**Task to complete:**
Exactly reproduce each entry, leaving out nothing.

------------------------------------

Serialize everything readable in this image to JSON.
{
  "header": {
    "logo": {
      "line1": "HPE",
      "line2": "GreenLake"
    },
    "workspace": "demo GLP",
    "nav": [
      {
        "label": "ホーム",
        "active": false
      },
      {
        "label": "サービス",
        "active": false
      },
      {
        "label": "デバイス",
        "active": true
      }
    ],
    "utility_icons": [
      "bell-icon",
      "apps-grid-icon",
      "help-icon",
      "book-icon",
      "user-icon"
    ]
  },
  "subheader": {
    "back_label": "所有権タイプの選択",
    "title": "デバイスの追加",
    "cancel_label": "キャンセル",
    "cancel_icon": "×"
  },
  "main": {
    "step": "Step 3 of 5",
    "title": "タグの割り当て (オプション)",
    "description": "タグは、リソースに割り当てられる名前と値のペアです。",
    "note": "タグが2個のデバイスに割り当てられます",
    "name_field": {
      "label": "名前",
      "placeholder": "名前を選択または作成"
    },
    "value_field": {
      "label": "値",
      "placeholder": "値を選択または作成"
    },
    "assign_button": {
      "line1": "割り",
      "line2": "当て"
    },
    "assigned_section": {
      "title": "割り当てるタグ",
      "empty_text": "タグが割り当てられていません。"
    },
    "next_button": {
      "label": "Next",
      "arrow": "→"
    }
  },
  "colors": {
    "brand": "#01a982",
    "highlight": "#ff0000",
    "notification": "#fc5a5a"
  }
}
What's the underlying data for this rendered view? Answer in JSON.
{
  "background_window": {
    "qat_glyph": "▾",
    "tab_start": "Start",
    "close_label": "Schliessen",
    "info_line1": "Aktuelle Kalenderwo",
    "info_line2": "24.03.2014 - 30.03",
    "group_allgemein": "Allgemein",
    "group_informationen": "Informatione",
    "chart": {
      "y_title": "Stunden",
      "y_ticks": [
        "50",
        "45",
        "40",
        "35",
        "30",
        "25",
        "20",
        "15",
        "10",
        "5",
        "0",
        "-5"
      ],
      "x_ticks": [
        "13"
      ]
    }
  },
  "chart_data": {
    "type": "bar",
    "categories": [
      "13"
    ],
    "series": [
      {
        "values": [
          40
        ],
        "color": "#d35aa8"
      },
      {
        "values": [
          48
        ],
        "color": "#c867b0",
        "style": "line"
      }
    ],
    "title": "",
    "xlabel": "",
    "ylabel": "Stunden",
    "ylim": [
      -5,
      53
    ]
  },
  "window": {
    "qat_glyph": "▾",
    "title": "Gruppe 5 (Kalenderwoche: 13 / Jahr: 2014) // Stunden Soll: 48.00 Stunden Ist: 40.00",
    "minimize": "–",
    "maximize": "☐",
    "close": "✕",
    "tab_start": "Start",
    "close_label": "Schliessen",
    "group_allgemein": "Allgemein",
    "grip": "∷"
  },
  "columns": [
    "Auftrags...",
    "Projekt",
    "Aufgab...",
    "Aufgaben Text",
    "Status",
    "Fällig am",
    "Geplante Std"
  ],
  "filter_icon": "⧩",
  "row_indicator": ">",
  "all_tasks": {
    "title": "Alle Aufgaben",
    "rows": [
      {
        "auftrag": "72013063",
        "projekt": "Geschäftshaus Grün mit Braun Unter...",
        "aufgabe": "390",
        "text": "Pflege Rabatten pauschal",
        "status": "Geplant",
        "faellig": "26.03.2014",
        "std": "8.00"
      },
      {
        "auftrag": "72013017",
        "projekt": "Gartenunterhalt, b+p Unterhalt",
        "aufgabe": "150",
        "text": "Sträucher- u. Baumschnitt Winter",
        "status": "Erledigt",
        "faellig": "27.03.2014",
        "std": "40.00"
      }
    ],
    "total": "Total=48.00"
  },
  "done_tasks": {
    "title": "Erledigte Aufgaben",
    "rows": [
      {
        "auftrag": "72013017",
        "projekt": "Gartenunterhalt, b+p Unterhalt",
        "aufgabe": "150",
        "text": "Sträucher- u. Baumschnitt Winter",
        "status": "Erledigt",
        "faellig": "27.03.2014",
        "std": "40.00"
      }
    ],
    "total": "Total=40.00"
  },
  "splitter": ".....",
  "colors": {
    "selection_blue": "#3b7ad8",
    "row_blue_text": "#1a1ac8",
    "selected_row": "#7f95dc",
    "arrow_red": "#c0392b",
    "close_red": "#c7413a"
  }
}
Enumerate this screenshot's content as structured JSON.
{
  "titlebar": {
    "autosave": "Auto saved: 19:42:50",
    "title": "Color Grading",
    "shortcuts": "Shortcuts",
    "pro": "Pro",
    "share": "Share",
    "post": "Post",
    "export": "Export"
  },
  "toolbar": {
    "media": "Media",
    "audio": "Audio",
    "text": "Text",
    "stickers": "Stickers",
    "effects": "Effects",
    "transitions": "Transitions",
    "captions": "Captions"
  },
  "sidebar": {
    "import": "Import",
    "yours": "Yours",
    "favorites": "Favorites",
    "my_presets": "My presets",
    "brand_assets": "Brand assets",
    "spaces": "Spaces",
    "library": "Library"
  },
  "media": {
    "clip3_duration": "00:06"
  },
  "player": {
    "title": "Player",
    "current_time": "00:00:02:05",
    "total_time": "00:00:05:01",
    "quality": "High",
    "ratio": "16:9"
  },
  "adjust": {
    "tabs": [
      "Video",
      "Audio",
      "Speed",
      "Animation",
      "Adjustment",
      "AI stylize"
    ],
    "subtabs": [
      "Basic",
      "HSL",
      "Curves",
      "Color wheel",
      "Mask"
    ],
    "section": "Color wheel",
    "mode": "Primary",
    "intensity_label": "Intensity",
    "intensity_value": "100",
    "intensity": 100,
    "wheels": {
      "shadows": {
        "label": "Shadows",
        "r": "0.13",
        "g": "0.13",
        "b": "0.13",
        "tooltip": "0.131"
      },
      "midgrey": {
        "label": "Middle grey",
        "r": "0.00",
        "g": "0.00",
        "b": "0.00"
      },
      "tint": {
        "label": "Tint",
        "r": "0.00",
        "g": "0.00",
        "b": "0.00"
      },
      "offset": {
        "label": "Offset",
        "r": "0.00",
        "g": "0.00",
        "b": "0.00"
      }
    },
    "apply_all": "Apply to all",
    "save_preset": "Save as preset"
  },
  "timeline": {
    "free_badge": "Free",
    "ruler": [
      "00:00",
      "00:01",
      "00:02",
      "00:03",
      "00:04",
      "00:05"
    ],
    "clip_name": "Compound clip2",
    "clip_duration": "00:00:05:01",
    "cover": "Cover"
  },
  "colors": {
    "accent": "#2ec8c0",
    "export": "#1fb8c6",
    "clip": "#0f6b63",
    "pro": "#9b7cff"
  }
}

------------------------------------

**Response:**
Serialize everything readable in this image to JSON.
{
  "header": {
    "logo": {
      "line1": "HPE",
      "line2": "GreenLake"
    },
    "workspace": "demo GLP",
    "nav": [
      {
        "label": "ホーム",
        "active": false
      },
      {
        "label": "サービス",
        "active": false
      },
      {
        "label": "デバイス",
        "active": true
      }
    ],
    "utility_icons": [
      "bell-icon",
      "apps-grid-icon",
      "help-icon",
      "book-icon",
      "user-icon"
    ]
  },
  "subheader": {
    "back_label": "所有権タイプの選択",
    "title": "デバイスの追加",
    "cancel_label": "キャンセル",
    "cancel_icon": "×"
  },
  "main": {
    "step": "Step 3 of 5",
    "title": "タグの割り当て (オプション)",
    "description": "タグは、リソースに割り当てられる名前と値のペアです。",
    "note": "タグが2個のデバイスに割り当てられます",
    "name_field": {
      "label": "名前",
      "placeholder": "名前を選択または作成"
    },
    "value_field": {
      "label": "値",
      "placeholder": "値を選択または作成"
    },
    "assign_button": {
      "line1": "割り",
      "line2": "当て"
    },
    "assigned_section": {
      "title": "割り当てるタグ",
      "empty_text": "タグが割り当てられていません。"
    },
    "next_button": {
      "label": "Next",
      "arrow": "→"
    }
  },
  "colors": {
    "brand": "#01a982",
    "highlight": "#ff0000",
    "notification": "#fc5a5a"
  }
}
What's the underlying data for this rendered view? Answer in JSON.
{
  "background_window": {
    "qat_glyph": "▾",
    "tab_start": "Start",
    "close_label": "Schliessen",
    "info_line1": "Aktuelle Kalenderwo",
    "info_line2": "24.03.2014 - 30.03",
    "group_allgemein": "Allgemein",
    "group_informationen": "Informatione",
    "chart": {
      "y_title": "Stunden",
      "y_ticks": [
        "50",
        "45",
        "40",
        "35",
        "30",
        "25",
        "20",
        "15",
        "10",
        "5",
        "0",
        "-5"
      ],
      "x_ticks": [
        "13"
      ]
    }
  },
  "chart_data": {
    "type": "bar",
    "categories": [
      "13"
    ],
    "series": [
      {
        "values": [
          40
        ],
        "color": "#d35aa8"
      },
      {
        "values": [
          48
        ],
        "color": "#c867b0",
        "style": "line"
      }
    ],
    "title": "",
    "xlabel": "",
    "ylabel": "Stunden",
    "ylim": [
      -5,
      53
    ]
  },
  "window": {
    "qat_glyph": "▾",
    "title": "Gruppe 5 (Kalenderwoche: 13 / Jahr: 2014) // Stunden Soll: 48.00 Stunden Ist: 40.00",
    "minimize": "–",
    "maximize": "☐",
    "close": "✕",
    "tab_start": "Start",
    "close_label": "Schliessen",
    "group_allgemein": "Allgemein",
    "grip": "∷"
  },
  "columns": [
    "Auftrags...",
    "Projekt",
    "Aufgab...",
    "Aufgaben Text",
    "Status",
    "Fällig am",
    "Geplante Std"
  ],
  "filter_icon": "⧩",
  "row_indicator": ">",
  "all_tasks": {
    "title": "Alle Aufgaben",
    "rows": [
      {
        "auftrag": "72013063",
        "projekt": "Geschäftshaus Grün mit Braun Unter...",
        "aufgabe": "390",
        "text": "Pflege Rabatten pauschal",
        "status": "Geplant",
        "faellig": "26.03.2014",
        "std": "8.00"
      },
      {
        "auftrag": "72013017",
        "projekt": "Gartenunterhalt, b+p Unterhalt",
        "aufgabe": "150",
        "text": "Sträucher- u. Baumschnitt Winter",
        "status": "Erledigt",
        "faellig": "27.03.2014",
        "std": "40.00"
      }
    ],
    "total": "Total=48.00"
  },
  "done_tasks": {
    "title": "Erledigte Aufgaben",
    "rows": [
      {
        "auftrag": "72013017",
        "projekt": "Gartenunterhalt, b+p Unterhalt",
        "aufgabe": "150",
        "text": "Sträucher- u. Baumschnitt Winter",
        "status": "Erledigt",
        "faellig": "27.03.2014",
        "std": "40.00"
      }
    ],
    "total": "Total=40.00"
  },
  "splitter": ".....",
  "colors": {
    "selection_blue": "#3b7ad8",
    "row_blue_text": "#1a1ac8",
    "selected_row": "#7f95dc",
    "arrow_red": "#c0392b",
    "close_red": "#c7413a"
  }
}
Enumerate this screenshot's content as structured JSON.
{
  "titlebar": {
    "autosave": "Auto saved: 19:42:50",
    "title": "Color Grading",
    "shortcuts": "Shortcuts",
    "pro": "Pro",
    "share": "Share",
    "post": "Post",
    "export": "Export"
  },
  "toolbar": {
    "media": "Media",
    "audio": "Audio",
    "text": "Text",
    "stickers": "Stickers",
    "effects": "Effects",
    "transitions": "Transitions",
    "captions": "Captions"
  },
  "sidebar": {
    "import": "Import",
    "yours": "Yours",
    "favorites": "Favorites",
    "my_presets": "My presets",
    "brand_assets": "Brand assets",
    "spaces": "Spaces",
    "library": "Library"
  },
  "media": {
    "clip3_duration": "00:06"
  },
  "player": {
    "title": "Player",
    "current_time": "00:00:02:05",
    "total_time": "00:00:05:01",
    "quality": "High",
    "ratio": "16:9"
  },
  "adjust": {
    "tabs": [
      "Video",
      "Audio",
      "Speed",
      "Animation",
      "Adjustment",
      "AI stylize"
    ],
    "subtabs": [
      "Basic",
      "HSL",
      "Curves",
      "Color wheel",
      "Mask"
    ],
    "section": "Color wheel",
    "mode": "Primary",
    "intensity_label": "Intensity",
    "intensity_value": "100",
    "intensity": 100,
    "wheels": {
      "shadows": {
        "label": "Shadows",
        "r": "0.13",
        "g": "0.13",
        "b": "0.13",
        "tooltip": "0.131"
      },
      "midgrey": {
        "label": "Middle grey",
        "r": "0.00",
        "g": "0.00",
        "b": "0.00"
      },
      "tint": {
        "label": "Tint",
        "r": "0.00",
        "g": "0.00",
        "b": "0.00"
      },
      "offset": {
        "label": "Offset",
        "r": "0.00",
        "g": "0.00",
        "b": "0.00"
      }
    },
    "apply_all": "Apply to all",
    "save_preset": "Save as preset"
  },
  "timeline": {
    "free_badge": "Free",
    "ruler": [
      "00:00",
      "00:01",
      "00:02",
      "00:03",
      "00:04",
      "00:05"
    ],
    "clip_name": "Compound clip2",
    "clip_duration": "00:00:05:01",
    "cover": "Cover"
  },
  "colors": {
    "accent": "#2ec8c0",
    "export": "#1fb8c6",
    "clip": "#0f6b63",
    "pro": "#9b7cff"
  }
}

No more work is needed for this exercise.